--- begin Supplied records ---

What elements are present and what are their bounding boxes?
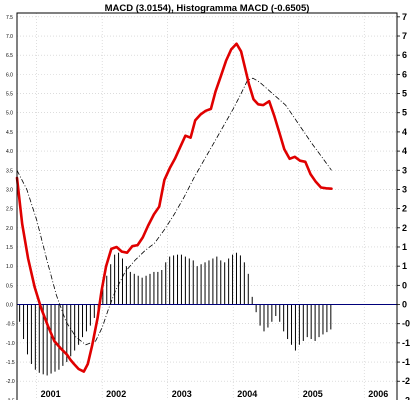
x-tick-label: 2002 [106, 389, 126, 399]
y-tick-label-right: 2 [402, 223, 407, 233]
macd-line [15, 42, 333, 373]
x-tick-label: 2006 [368, 389, 388, 399]
y-tick-label-right: 7 [402, 31, 407, 41]
y-tick-label-right: 2 [402, 204, 407, 214]
y-tick-label-right: -1 [402, 357, 410, 367]
y-tick-label-right: 5 [402, 108, 407, 118]
y-tick-label-left: 5.0 [6, 111, 13, 117]
y-tick-label-left: 1.5 [6, 245, 13, 251]
y-tick-label-left: -0.5 [6, 322, 15, 328]
y-tick-label-right: 7 [402, 12, 407, 22]
y-tick-label-left: 3.5 [6, 168, 13, 174]
y-axis-left: 7.5 7.0 6.5 6.0 5.5 5.0 4.5 4.0 3.5 3.0 2.5 2.0 1.5 1… [6, 15, 15, 400]
y-tick-label-left: 7.0 [6, 34, 13, 40]
y-tick-label-left: 0.0 [6, 303, 13, 309]
y-axis-right: 7 7 6 6 5 5 4 4 3 3 2 2 1 1 0 0 -0 -1 -1 -2 -2 [397, 12, 410, 400]
y-tick-label-right: 6 [402, 50, 407, 60]
y-tick-label-right: 5 [402, 89, 407, 99]
chart-title: MACD (3.0154), Histogramma MACD (-0.6505… [105, 3, 310, 14]
y-tick-label-left: 3.0 [6, 187, 13, 193]
y-tick-label-left: -2.0 [6, 379, 15, 385]
x-tick-label: 2003 [172, 389, 192, 399]
y-tick-label-right: 4 [402, 146, 407, 156]
y-tick-label-right: 1 [402, 242, 407, 252]
y-tick-label-left: 2.0 [6, 226, 13, 232]
x-tick-label: 2004 [237, 389, 257, 399]
y-tick-label-right: -1 [402, 338, 410, 348]
plot-frame [16, 12, 398, 400]
y-tick-label-left: 4.0 [6, 149, 13, 155]
y-tick-label-right: 3 [402, 165, 407, 175]
y-tick-label-right: 3 [402, 184, 407, 194]
grid [17, 13, 397, 400]
y-tick-label-left: 4.5 [6, 130, 13, 136]
y-tick-label-left: -2.5 [6, 398, 15, 400]
y-tick-label-right: -2 [402, 395, 410, 400]
y-tick-label-right: 4 [402, 127, 407, 137]
x-axis: 2001 2002 2003 2004 2005 2006 [41, 389, 389, 399]
histogram-bars [19, 252, 332, 376]
y-tick-label-left: 1.0 [6, 264, 13, 270]
y-tick-label-left: -1.5 [6, 360, 15, 366]
y-tick-label-right: -0 [402, 319, 410, 329]
y-tick-label-left: -1.0 [6, 341, 15, 347]
x-tick-label: 2001 [41, 389, 61, 399]
y-tick-label-right: -2 [402, 376, 410, 386]
x-tick-label: 2005 [303, 389, 323, 399]
y-tick-label-left: 6.0 [6, 72, 13, 78]
y-tick-label-right: 0 [402, 300, 407, 310]
y-tick-label-left: 7.5 [6, 15, 13, 21]
y-tick-label-right: 6 [402, 69, 407, 79]
signal-line [16, 77, 332, 346]
y-tick-label-left: 5.5 [6, 92, 13, 98]
y-tick-label-right: 0 [402, 280, 407, 290]
y-tick-label-right: 1 [402, 261, 407, 271]
y-tick-label-left: 0.5 [6, 283, 13, 289]
y-tick-label-left: 2.5 [6, 207, 13, 213]
y-tick-label-left: 6.5 [6, 53, 13, 59]
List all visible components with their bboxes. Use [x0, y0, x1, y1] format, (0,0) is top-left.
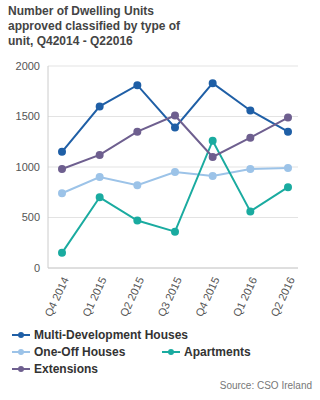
html-text:Extensions: Extensions	[34, 361, 98, 376]
svg-text:500: 500	[22, 211, 40, 223]
svg-text:2000: 2000	[16, 60, 40, 72]
svg-text:Q1 2016: Q1 2016	[231, 275, 260, 318]
html-text:Multi-Development Houses: Multi-Development Houses	[34, 327, 188, 342]
html-text:One-Off Houses: One-Off Houses	[34, 344, 126, 359]
html-text:Apartments: Apartments	[184, 344, 251, 359]
html-text:Source: CSO Ireland: Source: CSO Ireland	[219, 380, 312, 391]
svg-text:Q3 2015: Q3 2015	[155, 275, 184, 318]
svg-text:0: 0	[34, 262, 40, 274]
svg-text:Q2 2016: Q2 2016	[268, 275, 297, 318]
svg-text:1000: 1000	[16, 161, 40, 173]
html-text:Number of Dwelling Units appro: Number of Dwelling Units approved classi…	[8, 4, 181, 48]
svg-text:Q2 2015: Q2 2015	[118, 275, 147, 318]
svg-text:Q4 2014: Q4 2014	[42, 275, 71, 318]
svg-text:Q4 2015: Q4 2015	[193, 275, 222, 318]
svg-text:Q1 2015: Q1 2015	[80, 275, 109, 318]
svg-text:1500: 1500	[16, 110, 40, 122]
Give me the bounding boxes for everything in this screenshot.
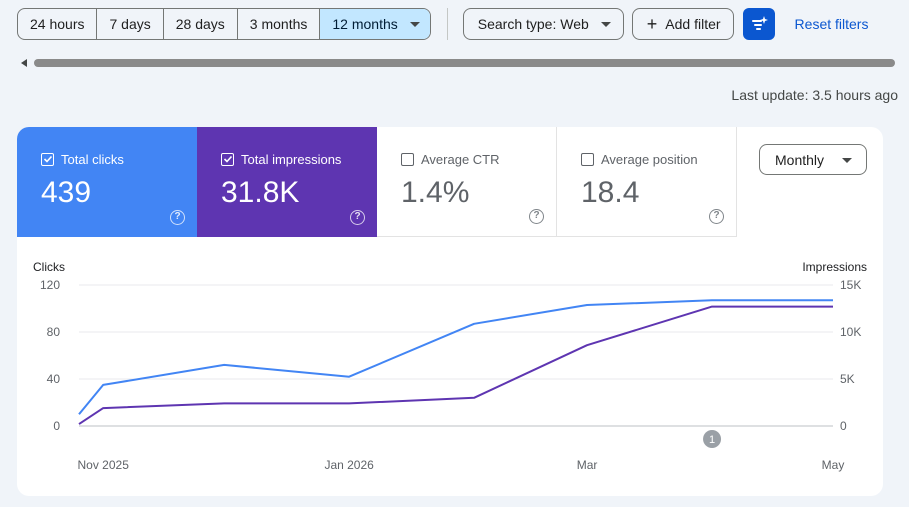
- horizontal-scrollbar[interactable]: [17, 57, 897, 69]
- scrollbar-thumb[interactable]: [34, 59, 895, 67]
- toolbar-divider: [446, 8, 448, 40]
- x-tick-label: Nov 2025: [78, 458, 130, 472]
- checkbox-unchecked-icon[interactable]: [401, 152, 414, 166]
- chevron-down-icon: [409, 21, 420, 27]
- x-tick-label: Jan 2026: [324, 458, 374, 472]
- chevron-down-icon: [600, 21, 611, 27]
- metric-total-impressions[interactable]: Total impressions 31.8K ?: [197, 127, 377, 237]
- metric-value: 1.4%: [401, 176, 470, 209]
- clicks-series-line: [78, 299, 833, 415]
- y-left-tick-label: 0: [53, 419, 60, 433]
- filter-settings-button[interactable]: [742, 8, 775, 40]
- scroll-left-icon[interactable]: [21, 59, 27, 67]
- x-tick-label: Mar: [577, 458, 598, 472]
- help-icon[interactable]: ?: [529, 209, 544, 224]
- y-left-tick-label: 40: [47, 372, 61, 386]
- metric-value: 439: [41, 176, 92, 209]
- metric-label: Total clicks: [61, 151, 124, 167]
- checkbox-unchecked-icon[interactable]: [581, 152, 594, 166]
- y-left-axis-title: Clicks: [33, 260, 65, 274]
- annotation-label: 1: [709, 434, 715, 446]
- impressions-series-line: [78, 305, 833, 425]
- checkbox-checked-icon[interactable]: [41, 152, 54, 166]
- y-left-tick-label: 120: [40, 278, 60, 292]
- y-right-axis-title: Impressions: [802, 260, 867, 274]
- metric-value: 31.8K: [221, 176, 300, 209]
- metric-average-position[interactable]: Average position 18.4 ?: [557, 127, 737, 237]
- toolbar: 24 hours 7 days 28 days 3 months 12 mont…: [17, 8, 868, 40]
- metric-value: 18.4: [581, 176, 640, 209]
- y-right-tick-label: 0: [840, 419, 847, 433]
- plus-icon: +: [646, 14, 658, 34]
- metric-total-clicks[interactable]: Total clicks 439 ?: [17, 127, 197, 237]
- checkbox-checked-icon[interactable]: [221, 152, 234, 166]
- add-filter-label: Add filter: [665, 16, 721, 32]
- help-icon[interactable]: ?: [350, 210, 365, 225]
- help-icon[interactable]: ?: [709, 209, 724, 224]
- chevron-down-icon: [842, 158, 852, 163]
- performance-chart: 0 0 40 5K 80 10K 120 15K Clicks Impressions Nov 20…: [33, 260, 867, 472]
- add-filter-button[interactable]: + Add filter: [631, 8, 734, 40]
- annotation-circle: [703, 430, 722, 448]
- y-right-tick-label: 5K: [840, 372, 855, 386]
- metric-label: Average CTR: [421, 151, 500, 167]
- x-tick-label: May: [822, 458, 845, 472]
- filter-sparkle-icon: [751, 16, 768, 30]
- search-type-label: Search type: Web: [477, 16, 589, 32]
- range-3-months[interactable]: 3 months: [238, 9, 321, 39]
- chart-annotation-marker[interactable]: 1: [703, 430, 722, 448]
- metric-average-ctr[interactable]: Average CTR 1.4% ?: [377, 127, 557, 237]
- active-range-label: 12 months: [332, 16, 398, 32]
- range-7-days[interactable]: 7 days: [97, 9, 164, 39]
- performance-card: Total clicks 439 ? Total impressions 31.…: [17, 127, 883, 496]
- metric-label: Average position: [601, 151, 698, 167]
- metric-label: Total impressions: [241, 151, 342, 167]
- search-type-dropdown[interactable]: Search type: Web: [462, 8, 624, 40]
- granularity-dropdown[interactable]: Monthly: [759, 144, 867, 175]
- y-left-tick-label: 80: [47, 325, 61, 339]
- last-update-text: Last update: 3.5 hours ago: [731, 87, 898, 103]
- range-24-hours[interactable]: 24 hours: [18, 9, 98, 39]
- y-right-tick-label: 15K: [840, 278, 861, 292]
- range-12-months[interactable]: 12 months: [320, 9, 430, 39]
- help-icon[interactable]: ?: [170, 210, 185, 225]
- granularity-label: Monthly: [775, 151, 825, 168]
- date-range-selector: 24 hours 7 days 28 days 3 months 12 mont…: [17, 8, 431, 40]
- range-28-days[interactable]: 28 days: [164, 9, 238, 39]
- reset-filters-link[interactable]: Reset filters: [794, 16, 869, 32]
- y-right-tick-label: 10K: [840, 325, 861, 339]
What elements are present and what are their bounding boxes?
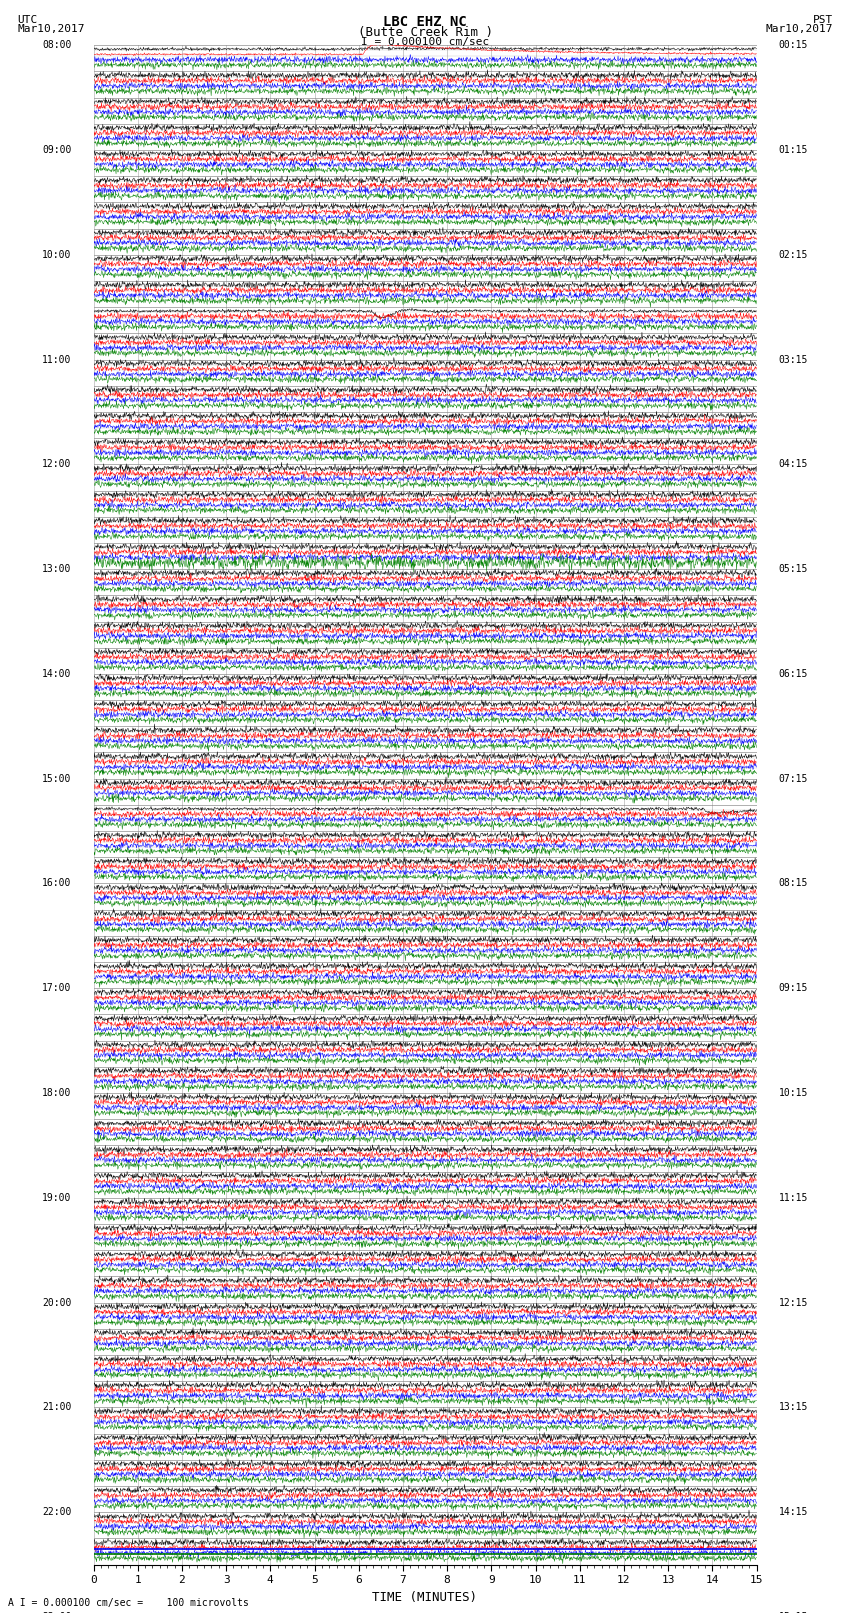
Text: 03:15: 03:15 bbox=[779, 355, 808, 365]
Text: 18:00: 18:00 bbox=[42, 1089, 71, 1098]
Text: 15:00: 15:00 bbox=[42, 774, 71, 784]
Text: PST: PST bbox=[813, 15, 833, 24]
Text: 14:00: 14:00 bbox=[42, 669, 71, 679]
Text: 13:15: 13:15 bbox=[779, 1402, 808, 1413]
Text: 16:00: 16:00 bbox=[42, 879, 71, 889]
Text: 10:15: 10:15 bbox=[779, 1089, 808, 1098]
Text: A I = 0.000100 cm/sec =    100 microvolts: A I = 0.000100 cm/sec = 100 microvolts bbox=[8, 1598, 249, 1608]
Text: 12:00: 12:00 bbox=[42, 460, 71, 469]
Text: 12:15: 12:15 bbox=[779, 1297, 808, 1308]
Text: 09:15: 09:15 bbox=[779, 984, 808, 994]
Text: 11:00: 11:00 bbox=[42, 355, 71, 365]
Text: 06:15: 06:15 bbox=[779, 669, 808, 679]
Text: 08:15: 08:15 bbox=[779, 879, 808, 889]
Text: 22:00: 22:00 bbox=[42, 1507, 71, 1518]
Text: 11:15: 11:15 bbox=[779, 1194, 808, 1203]
Text: 10:00: 10:00 bbox=[42, 250, 71, 260]
Text: 02:15: 02:15 bbox=[779, 250, 808, 260]
Text: 04:15: 04:15 bbox=[779, 460, 808, 469]
Text: 14:15: 14:15 bbox=[779, 1507, 808, 1518]
Text: UTC: UTC bbox=[17, 15, 37, 24]
X-axis label: TIME (MINUTES): TIME (MINUTES) bbox=[372, 1590, 478, 1603]
Text: 09:00: 09:00 bbox=[42, 145, 71, 155]
Text: I = 0.000100 cm/sec: I = 0.000100 cm/sec bbox=[361, 37, 489, 47]
Text: 21:00: 21:00 bbox=[42, 1402, 71, 1413]
Text: 13:00: 13:00 bbox=[42, 565, 71, 574]
Text: 05:15: 05:15 bbox=[779, 565, 808, 574]
Text: Mar10,2017: Mar10,2017 bbox=[17, 24, 84, 34]
Text: LBC EHZ NC: LBC EHZ NC bbox=[383, 15, 467, 29]
Text: 07:15: 07:15 bbox=[779, 774, 808, 784]
Text: (Butte Creek Rim ): (Butte Creek Rim ) bbox=[358, 26, 492, 39]
Text: 08:00: 08:00 bbox=[42, 40, 71, 50]
Text: 19:00: 19:00 bbox=[42, 1194, 71, 1203]
Text: 20:00: 20:00 bbox=[42, 1297, 71, 1308]
Text: Mar10,2017: Mar10,2017 bbox=[766, 24, 833, 34]
Text: 00:15: 00:15 bbox=[779, 40, 808, 50]
Text: 17:00: 17:00 bbox=[42, 984, 71, 994]
Text: 01:15: 01:15 bbox=[779, 145, 808, 155]
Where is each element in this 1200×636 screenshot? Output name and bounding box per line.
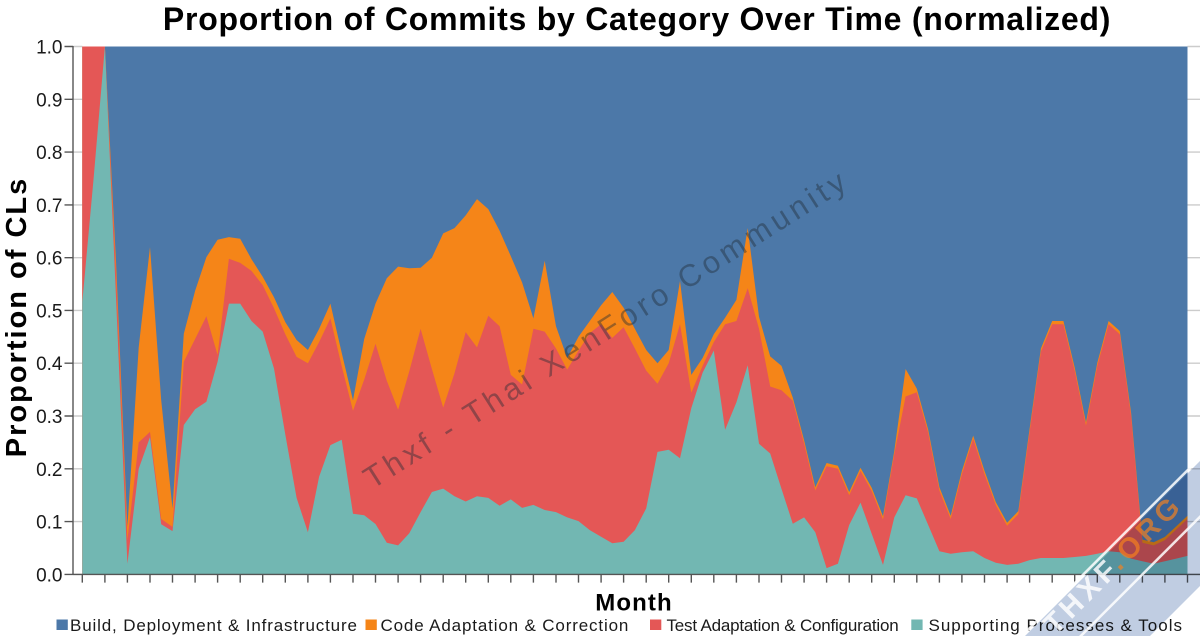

--- end Supplied records ---

Print the lines of the listing between the line holding "- horizontal-scrollbar[interactable]: [17, 57, 897, 69]" and the line holding "- add-filter-button[interactable]: +", inclusive, with no changes.

- horizontal-scrollbar[interactable]: [17, 57, 897, 69]
- scrollbar-thumb[interactable]: [34, 59, 895, 67]
- toolbar-divider: [446, 8, 448, 40]
- x-tick-label: Nov 2025: [78, 458, 130, 472]
- checkbox-unchecked-icon[interactable]: [401, 152, 414, 166]
- chevron-down-icon: [409, 21, 420, 27]
- x-tick-label: Jan 2026: [324, 458, 374, 472]
- chevron-down-icon: [600, 21, 611, 27]
- metric-total-impressions[interactable]: Total impressions 31.8K ?: [197, 127, 377, 237]
- metric-value: 1.4%: [401, 176, 470, 209]
- clicks-series-line: [78, 299, 833, 415]
- y-left-tick-label: 0: [53, 419, 60, 433]
- filter-settings-button[interactable]: [742, 8, 775, 40]
- scroll-left-icon[interactable]: [21, 59, 27, 67]
- x-tick-label: Mar: [577, 458, 598, 472]
- help-icon[interactable]: ?: [529, 209, 544, 224]
- y-left-tick-label: 40: [47, 372, 61, 386]
- metric-value: 439: [41, 176, 92, 209]
- metric-label: Total clicks: [61, 151, 124, 167]
- checkbox-unchecked-icon[interactable]: [581, 152, 594, 166]
- y-left-axis-title: Clicks: [33, 260, 65, 274]
- annotation-label: 1: [709, 434, 715, 446]
- impressions-series-line: [78, 305, 833, 425]
- checkbox-checked-icon[interactable]: [41, 152, 54, 166]
- y-left-tick-label: 120: [40, 278, 60, 292]
- y-right-axis-title: Impressions: [802, 260, 867, 274]
- metric-value: 31.8K: [221, 176, 300, 209]
- metric-average-position[interactable]: Average position 18.4 ?: [557, 127, 737, 237]
- toolbar: 24 hours 7 days 28 days 3 months 12 mont…: [17, 8, 868, 40]
- metric-value: 18.4: [581, 176, 640, 209]
- y-right-tick-label: 0: [840, 419, 847, 433]
- plus-icon: +: [646, 14, 658, 34]
- metric-total-clicks[interactable]: Total clicks 439 ?: [17, 127, 197, 237]
- checkbox-checked-icon[interactable]: [221, 152, 234, 166]
- add-filter-label: Add filter: [665, 16, 721, 32]
- help-icon[interactable]: ?: [350, 210, 365, 225]
- help-icon[interactable]: ?: [709, 209, 724, 224]
- chevron-down-icon: [842, 158, 852, 163]
- performance-chart: 0 0 40 5K 80 10K 120 15K Clicks Impressions Nov 20…: [33, 260, 867, 472]
- add-filter-button[interactable]: + Add filter: [631, 8, 734, 40]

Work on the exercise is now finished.